**Exercise aim**
Reproduce each line of the material precisely.

**Records for the task**
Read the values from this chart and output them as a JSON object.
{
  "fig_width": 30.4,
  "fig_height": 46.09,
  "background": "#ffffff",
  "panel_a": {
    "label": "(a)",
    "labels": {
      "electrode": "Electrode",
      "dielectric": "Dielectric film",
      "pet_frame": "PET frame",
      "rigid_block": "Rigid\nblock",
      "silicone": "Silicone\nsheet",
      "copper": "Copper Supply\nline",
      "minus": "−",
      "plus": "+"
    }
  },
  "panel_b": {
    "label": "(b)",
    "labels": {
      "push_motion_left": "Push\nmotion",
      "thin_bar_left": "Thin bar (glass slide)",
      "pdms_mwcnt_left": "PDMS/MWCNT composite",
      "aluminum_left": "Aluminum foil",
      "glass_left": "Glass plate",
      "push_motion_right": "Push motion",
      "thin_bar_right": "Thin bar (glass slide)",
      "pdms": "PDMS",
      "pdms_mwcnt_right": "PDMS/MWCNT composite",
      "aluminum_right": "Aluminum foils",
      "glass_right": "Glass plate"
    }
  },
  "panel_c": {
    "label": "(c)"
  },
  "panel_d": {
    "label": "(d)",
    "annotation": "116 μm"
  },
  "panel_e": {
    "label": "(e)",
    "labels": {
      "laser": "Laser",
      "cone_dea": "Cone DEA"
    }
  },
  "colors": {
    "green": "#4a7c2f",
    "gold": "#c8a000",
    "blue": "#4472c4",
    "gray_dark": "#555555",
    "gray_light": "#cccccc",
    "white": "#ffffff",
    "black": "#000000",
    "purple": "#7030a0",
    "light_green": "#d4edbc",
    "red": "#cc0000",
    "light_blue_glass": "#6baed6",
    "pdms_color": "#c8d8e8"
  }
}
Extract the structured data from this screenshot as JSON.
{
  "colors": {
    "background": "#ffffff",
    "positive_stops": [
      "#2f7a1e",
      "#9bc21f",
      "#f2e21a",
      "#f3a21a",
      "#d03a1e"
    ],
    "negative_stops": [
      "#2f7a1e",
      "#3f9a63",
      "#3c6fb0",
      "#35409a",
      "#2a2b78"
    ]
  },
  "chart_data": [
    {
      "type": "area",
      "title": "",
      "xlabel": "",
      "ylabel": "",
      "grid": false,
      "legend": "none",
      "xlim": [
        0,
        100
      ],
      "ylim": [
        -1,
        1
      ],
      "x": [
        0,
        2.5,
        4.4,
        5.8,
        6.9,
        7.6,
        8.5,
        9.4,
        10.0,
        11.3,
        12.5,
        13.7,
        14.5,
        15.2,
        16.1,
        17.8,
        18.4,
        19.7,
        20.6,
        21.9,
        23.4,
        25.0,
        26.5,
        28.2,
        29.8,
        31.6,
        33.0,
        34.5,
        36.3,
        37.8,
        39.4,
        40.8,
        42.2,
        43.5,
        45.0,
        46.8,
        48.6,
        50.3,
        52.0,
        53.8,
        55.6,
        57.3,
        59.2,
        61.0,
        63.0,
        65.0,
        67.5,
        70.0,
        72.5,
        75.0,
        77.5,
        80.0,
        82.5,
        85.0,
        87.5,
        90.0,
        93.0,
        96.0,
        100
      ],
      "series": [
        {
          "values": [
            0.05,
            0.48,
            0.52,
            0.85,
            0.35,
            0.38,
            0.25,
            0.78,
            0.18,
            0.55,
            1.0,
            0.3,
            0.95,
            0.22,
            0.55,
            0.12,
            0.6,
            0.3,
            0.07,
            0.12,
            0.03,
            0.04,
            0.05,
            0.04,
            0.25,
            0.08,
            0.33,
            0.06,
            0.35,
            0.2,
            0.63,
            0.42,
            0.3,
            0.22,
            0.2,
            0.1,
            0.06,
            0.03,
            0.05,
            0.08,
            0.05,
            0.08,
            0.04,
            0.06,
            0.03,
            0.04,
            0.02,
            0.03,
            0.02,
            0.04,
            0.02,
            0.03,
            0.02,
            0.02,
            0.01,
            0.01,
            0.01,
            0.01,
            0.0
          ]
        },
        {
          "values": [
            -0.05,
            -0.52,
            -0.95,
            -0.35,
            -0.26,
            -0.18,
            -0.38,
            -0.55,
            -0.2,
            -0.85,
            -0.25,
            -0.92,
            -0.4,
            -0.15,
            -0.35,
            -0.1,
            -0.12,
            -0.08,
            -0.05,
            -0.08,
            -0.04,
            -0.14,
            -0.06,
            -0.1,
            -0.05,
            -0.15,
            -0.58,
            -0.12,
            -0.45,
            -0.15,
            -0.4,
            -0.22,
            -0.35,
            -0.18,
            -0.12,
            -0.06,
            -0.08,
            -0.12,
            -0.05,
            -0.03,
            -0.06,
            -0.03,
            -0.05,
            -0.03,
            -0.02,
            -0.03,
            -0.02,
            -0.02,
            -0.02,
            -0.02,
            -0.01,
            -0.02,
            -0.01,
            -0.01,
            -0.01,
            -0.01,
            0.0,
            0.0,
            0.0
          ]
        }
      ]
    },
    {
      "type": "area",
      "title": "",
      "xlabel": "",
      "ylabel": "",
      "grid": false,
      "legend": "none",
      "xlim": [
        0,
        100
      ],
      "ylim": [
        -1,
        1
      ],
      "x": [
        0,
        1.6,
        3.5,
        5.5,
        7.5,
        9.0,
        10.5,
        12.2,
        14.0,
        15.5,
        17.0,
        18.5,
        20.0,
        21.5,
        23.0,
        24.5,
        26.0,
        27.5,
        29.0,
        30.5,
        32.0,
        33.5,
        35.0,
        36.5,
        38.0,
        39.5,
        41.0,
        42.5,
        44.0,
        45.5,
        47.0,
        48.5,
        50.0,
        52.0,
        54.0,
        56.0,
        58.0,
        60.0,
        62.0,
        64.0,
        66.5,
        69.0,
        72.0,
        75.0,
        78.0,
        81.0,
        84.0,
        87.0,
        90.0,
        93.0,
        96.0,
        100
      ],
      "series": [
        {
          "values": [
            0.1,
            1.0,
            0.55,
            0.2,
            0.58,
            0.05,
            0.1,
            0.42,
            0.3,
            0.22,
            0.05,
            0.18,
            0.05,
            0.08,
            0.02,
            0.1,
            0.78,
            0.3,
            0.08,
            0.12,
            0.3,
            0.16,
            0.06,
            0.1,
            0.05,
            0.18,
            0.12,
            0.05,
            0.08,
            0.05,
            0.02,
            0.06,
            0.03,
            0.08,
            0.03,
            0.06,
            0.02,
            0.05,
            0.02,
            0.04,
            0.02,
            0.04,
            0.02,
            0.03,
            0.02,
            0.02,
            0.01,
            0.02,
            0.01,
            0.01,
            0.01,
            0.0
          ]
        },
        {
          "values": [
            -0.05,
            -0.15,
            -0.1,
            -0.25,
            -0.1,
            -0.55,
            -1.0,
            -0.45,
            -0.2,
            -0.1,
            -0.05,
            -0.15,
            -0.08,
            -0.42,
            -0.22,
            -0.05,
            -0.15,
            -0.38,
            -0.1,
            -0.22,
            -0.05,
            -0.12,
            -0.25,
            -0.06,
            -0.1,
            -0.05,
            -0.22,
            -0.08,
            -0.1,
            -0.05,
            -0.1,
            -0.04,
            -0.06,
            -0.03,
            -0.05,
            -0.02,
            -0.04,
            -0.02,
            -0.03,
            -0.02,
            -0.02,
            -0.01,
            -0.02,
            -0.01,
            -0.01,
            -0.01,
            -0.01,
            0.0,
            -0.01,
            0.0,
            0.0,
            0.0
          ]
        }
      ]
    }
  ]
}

**Solution for this task**
Read the values from this chart and output them as a JSON object.
{
  "fig_width": 30.4,
  "fig_height": 46.09,
  "background": "#ffffff",
  "panel_a": {
    "label": "(a)",
    "labels": {
      "electrode": "Electrode",
      "dielectric": "Dielectric film",
      "pet_frame": "PET frame",
      "rigid_block": "Rigid\nblock",
      "silicone": "Silicone\nsheet",
      "copper": "Copper Supply\nline",
      "minus": "−",
      "plus": "+"
    }
  },
  "panel_b": {
    "label": "(b)",
    "labels": {
      "push_motion_left": "Push\nmotion",
      "thin_bar_left": "Thin bar (glass slide)",
      "pdms_mwcnt_left": "PDMS/MWCNT composite",
      "aluminum_left": "Aluminum foil",
      "glass_left": "Glass plate",
      "push_motion_right": "Push motion",
      "thin_bar_right": "Thin bar (glass slide)",
      "pdms": "PDMS",
      "pdms_mwcnt_right": "PDMS/MWCNT composite",
      "aluminum_right": "Aluminum foils",
      "glass_right": "Glass plate"
    }
  },
  "panel_c": {
    "label": "(c)"
  },
  "panel_d": {
    "label": "(d)",
    "annotation": "116 μm"
  },
  "panel_e": {
    "label": "(e)",
    "labels": {
      "laser": "Laser",
      "cone_dea": "Cone DEA"
    }
  },
  "colors": {
    "green": "#4a7c2f",
    "gold": "#c8a000",
    "blue": "#4472c4",
    "gray_dark": "#555555",
    "gray_light": "#cccccc",
    "white": "#ffffff",
    "black": "#000000",
    "purple": "#7030a0",
    "light_green": "#d4edbc",
    "red": "#cc0000",
    "light_blue_glass": "#6baed6",
    "pdms_color": "#c8d8e8"
  }
}
Extract the structured data from this screenshot as JSON.
{
  "colors": {
    "background": "#ffffff",
    "positive_stops": [
      "#2f7a1e",
      "#9bc21f",
      "#f2e21a",
      "#f3a21a",
      "#d03a1e"
    ],
    "negative_stops": [
      "#2f7a1e",
      "#3f9a63",
      "#3c6fb0",
      "#35409a",
      "#2a2b78"
    ]
  },
  "chart_data": [
    {
      "type": "area",
      "title": "",
      "xlabel": "",
      "ylabel": "",
      "grid": false,
      "legend": "none",
      "xlim": [
        0,
        100
      ],
      "ylim": [
        -1,
        1
      ],
      "x": [
        0,
        2.5,
        4.4,
        5.8,
        6.9,
        7.6,
        8.5,
        9.4,
        10.0,
        11.3,
        12.5,
        13.7,
        14.5,
        15.2,
        16.1,
        17.8,
        18.4,
        19.7,
        20.6,
        21.9,
        23.4,
        25.0,
        26.5,
        28.2,
        29.8,
        31.6,
        33.0,
        34.5,
        36.3,
        37.8,
        39.4,
        40.8,
        42.2,
        43.5,
        45.0,
        46.8,
        48.6,
        50.3,
        52.0,
        53.8,
        55.6,
        57.3,
        59.2,
        61.0,
        63.0,
        65.0,
        67.5,
        70.0,
        72.5,
        75.0,
        77.5,
        80.0,
        82.5,
        85.0,
        87.5,
        90.0,
        93.0,
        96.0,
        100
      ],
      "series": [
        {
          "values": [
            0.05,
            0.48,
            0.52,
            0.85,
            0.35,
            0.38,
            0.25,
            0.78,
            0.18,
            0.55,
            1.0,
            0.3,
            0.95,
            0.22,
            0.55,
            0.12,
            0.6,
            0.3,
            0.07,
            0.12,
            0.03,
            0.04,
            0.05,
            0.04,
            0.25,
            0.08,
            0.33,
            0.06,
            0.35,
            0.2,
            0.63,
            0.42,
            0.3,
            0.22,
            0.2,
            0.1,
            0.06,
            0.03,
            0.05,
            0.08,
            0.05,
            0.08,
            0.04,
            0.06,
            0.03,
            0.04,
            0.02,
            0.03,
            0.02,
            0.04,
            0.02,
            0.03,
            0.02,
            0.02,
            0.01,
            0.01,
            0.01,
            0.01,
            0.0
          ]
        },
        {
          "values": [
            -0.05,
            -0.52,
            -0.95,
            -0.35,
            -0.26,
            -0.18,
            -0.38,
            -0.55,
            -0.2,
            -0.85,
            -0.25,
            -0.92,
            -0.4,
            -0.15,
            -0.35,
            -0.1,
            -0.12,
            -0.08,
            -0.05,
            -0.08,
            -0.04,
            -0.14,
            -0.06,
            -0.1,
            -0.05,
            -0.15,
            -0.58,
            -0.12,
            -0.45,
            -0.15,
            -0.4,
            -0.22,
            -0.35,
            -0.18,
            -0.12,
            -0.06,
            -0.08,
            -0.12,
            -0.05,
            -0.03,
            -0.06,
            -0.03,
            -0.05,
            -0.03,
            -0.02,
            -0.03,
            -0.02,
            -0.02,
            -0.02,
            -0.02,
            -0.01,
            -0.02,
            -0.01,
            -0.01,
            -0.01,
            -0.01,
            0.0,
            0.0,
            0.0
          ]
        }
      ]
    },
    {
      "type": "area",
      "title": "",
      "xlabel": "",
      "ylabel": "",
      "grid": false,
      "legend": "none",
      "xlim": [
        0,
        100
      ],
      "ylim": [
        -1,
        1
      ],
      "x": [
        0,
        1.6,
        3.5,
        5.5,
        7.5,
        9.0,
        10.5,
        12.2,
        14.0,
        15.5,
        17.0,
        18.5,
        20.0,
        21.5,
        23.0,
        24.5,
        26.0,
        27.5,
        29.0,
        30.5,
        32.0,
        33.5,
        35.0,
        36.5,
        38.0,
        39.5,
        41.0,
        42.5,
        44.0,
        45.5,
        47.0,
        48.5,
        50.0,
        52.0,
        54.0,
        56.0,
        58.0,
        60.0,
        62.0,
        64.0,
        66.5,
        69.0,
        72.0,
        75.0,
        78.0,
        81.0,
        84.0,
        87.0,
        90.0,
        93.0,
        96.0,
        100
      ],
      "series": [
        {
          "values": [
            0.1,
            1.0,
            0.55,
            0.2,
            0.58,
            0.05,
            0.1,
            0.42,
            0.3,
            0.22,
            0.05,
            0.18,
            0.05,
            0.08,
            0.02,
            0.1,
            0.78,
            0.3,
            0.08,
            0.12,
            0.3,
            0.16,
            0.06,
            0.1,
            0.05,
            0.18,
            0.12,
            0.05,
            0.08,
            0.05,
            0.02,
            0.06,
            0.03,
            0.08,
            0.03,
            0.06,
            0.02,
            0.05,
            0.02,
            0.04,
            0.02,
            0.04,
            0.02,
            0.03,
            0.02,
            0.02,
            0.01,
            0.02,
            0.01,
            0.01,
            0.01,
            0.0
          ]
        },
        {
          "values": [
            -0.05,
            -0.15,
            -0.1,
            -0.25,
            -0.1,
            -0.55,
            -1.0,
            -0.45,
            -0.2,
            -0.1,
            -0.05,
            -0.15,
            -0.08,
            -0.42,
            -0.22,
            -0.05,
            -0.15,
            -0.38,
            -0.1,
            -0.22,
            -0.05,
            -0.12,
            -0.25,
            -0.06,
            -0.1,
            -0.05,
            -0.22,
            -0.08,
            -0.1,
            -0.05,
            -0.1,
            -0.04,
            -0.06,
            -0.03,
            -0.05,
            -0.02,
            -0.04,
            -0.02,
            -0.03,
            -0.02,
            -0.02,
            -0.01,
            -0.02,
            -0.01,
            -0.01,
            -0.01,
            -0.01,
            0.0,
            -0.01,
            0.0,
            0.0,
            0.0
          ]
        }
      ]
    }
  ]
}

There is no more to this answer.